| Material supplied |
--- Start ---

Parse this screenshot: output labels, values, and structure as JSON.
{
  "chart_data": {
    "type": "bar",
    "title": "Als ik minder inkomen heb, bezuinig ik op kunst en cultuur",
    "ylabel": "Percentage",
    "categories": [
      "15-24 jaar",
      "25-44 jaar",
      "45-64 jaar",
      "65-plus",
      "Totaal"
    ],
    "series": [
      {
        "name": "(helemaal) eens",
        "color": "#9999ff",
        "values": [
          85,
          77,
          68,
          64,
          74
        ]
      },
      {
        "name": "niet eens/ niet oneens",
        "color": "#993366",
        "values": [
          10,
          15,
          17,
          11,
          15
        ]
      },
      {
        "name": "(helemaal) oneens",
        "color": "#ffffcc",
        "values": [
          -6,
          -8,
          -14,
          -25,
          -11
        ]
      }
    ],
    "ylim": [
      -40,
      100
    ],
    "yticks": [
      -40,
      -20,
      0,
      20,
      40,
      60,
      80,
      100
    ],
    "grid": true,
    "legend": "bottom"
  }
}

--- End ---

| Exercise instructions |
Out of the preceding entries, pull every line containing the string "oneens".

| Solution to this exercise |
        "name": "niet eens/ niet oneens",
        "name": "(helemaal) oneens",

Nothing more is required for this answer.